→ **Problem set**:
a – Answer these questions from the report on the national speed limit:
(i) What share of U.S. NOx emissions does the report attribute to highway vehicles each year?
(ii) On what date did the Senate proposal to repeal the national speed limit pass?
(iii) In what year was the national maximum speed limit established?
b – Return the passage of the report on the national speed limit from "FHWA, 1994; Federal" to "Virginia, July 1992.", copied word for word.

---------- Selected extract ----------

FHWA, 1994; Federal Highway Administration, Highway Statistics 1993, Washington, DC 1994.
Pechan, 1992; E.H. Pechan & Associates, Sensitivity Analysis of MOBILE4.1 Emissions Factors, Prepared for EPA Ozone/Carbon Monoxide Programs Branch, Springfield, Virginia, July 1992.
Wednesday, 18 April 2007
This report was prepared by E. H. Pechan and Associates for the
U.S. Environmental Protection Agency, Office of Policy, Planning,
and Evaluation. For further information, please contact Bob Noland
Analysis of the Effects of Eliminating the National
Speed Limit on NOx Emissions
Highway vehicles contribute approximately one third of the oxides of
nitrogen (NOx) emissions released to the atmosphere in the United States
annually (EPA, 1994). Since highway vehicles contribute such a large
percentage of NOx emissions, proposed modifications in the National
Highway System bill are examined in this analysis to determine their
effect on this important source category. Specifically, the U.S. Senate
has recently proposed to abolish the national maximum speed limit. Such
a policy modification may have a significant impact on the magnitude of
NOx emissions from motor vehicles. Motor vehicle NOx emissions result
from combustion processes and tend to increase with increasing speeds
above 48 miles per hour (mph) (Pechan, 1992). This analysis examines
the potential consequences of the proposed Senate changes to the
National Highway System bill on highway vehicle NOx emission levels. The
Senate recently voted to repeal the national maximum speed limit on
federally financed highways. The national maximum speed limit rule
currently restricts vehicle speed limits to 65 mph on rural freeways,
and 55 mph for all other corridors. The Senate proposal to repeal the
national speed limit passed on June 19, 1995 with the stipulation that
federal speed limits still apply to commercial vehicles such as trucks
and buses. If the bill passes through the House of Representatives,
States would have the authority to determine the maximum allowable speed
limits for automobiles within their State boundaries. Trucks and buses
would still be subject to the 55 mph urban and 65 mph rural limits. The
national maximum speed limit was established in 1974; it restricted
speed limits to 55 mph. The impetus for this regulation was to conserve
fuel during the 1973 oil embargo and subsequent energy crisis. Prior to
the national limit, States determined speed limits for all corridors
within their jurisdictions. Table 1 presents the speed limits
maintained by States in January 1973, prior to implementation of the
national maximum speed limit. Also presented in Table 1 are current
speed limits for automobiles and trucks, by State. In 1987, the maximum
speed limit on rural freeways was increased to 65 mph. Rural freeways
are defined as freeways located in designated "rural" areas,
with a population less than 50,000. Freeways are "controlled
access facilities" which means that access is by ramp only and
freeways are divided highways which usually consist of four lanes. The
likely effect of the recent Senate proposal abolishing the national
speed limit will be increases in rural freeway speed limits for
automobiles. Since most States adhered to the 55 mph speed limit in
urban areas before the national maximum speed limit was established,
changes in speed limits around metropolitan areas are expected to be
minimal (FHWA, 1995). As shown in Table 1, speed limits on rural
freeways before the national maximum limit of 65 mph did not exceed 75
mph, with the exception of Montana and Nevada -- which did not establish
maximum limits. Most maximum speed limits for rural corridors ranged
between 65 and 75 mph with the majority of States setting rural speed
limits of 70 mph.
This analysis assumes that States are most likely to raise the maximum
speed limits on their rural freeways to limits established prior to the
national maximum speed limit and retain the 55 mph limit in urban areas.

---------- Data listing ----------

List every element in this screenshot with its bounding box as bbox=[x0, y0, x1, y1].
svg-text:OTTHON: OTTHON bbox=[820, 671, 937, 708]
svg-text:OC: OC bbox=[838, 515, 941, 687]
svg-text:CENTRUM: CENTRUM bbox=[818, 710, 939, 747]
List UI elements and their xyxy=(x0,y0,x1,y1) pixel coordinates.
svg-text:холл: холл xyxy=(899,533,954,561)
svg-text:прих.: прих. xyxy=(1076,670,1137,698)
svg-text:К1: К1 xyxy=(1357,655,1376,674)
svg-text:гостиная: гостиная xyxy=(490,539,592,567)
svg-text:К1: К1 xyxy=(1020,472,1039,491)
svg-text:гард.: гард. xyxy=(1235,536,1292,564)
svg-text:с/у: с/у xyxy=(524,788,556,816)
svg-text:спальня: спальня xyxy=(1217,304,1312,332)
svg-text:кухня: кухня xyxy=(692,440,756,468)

----------

→ **Answers in order**:
a –
(i) Approximately one third
(ii) June 19, 1995
(iii) 1974

b –
FHWA, 1994; Federal Highway Administration, Highway Statistics 1993, Washington, DC 1994.
Pechan, 1992; E.H. Pechan & Associates, Sensitivity Analysis of MOBILE4.1 Emissions Factors, Prepared for EPA Ozone/Carbon Monoxide Programs Branch, Springfield, Virginia, July 1992.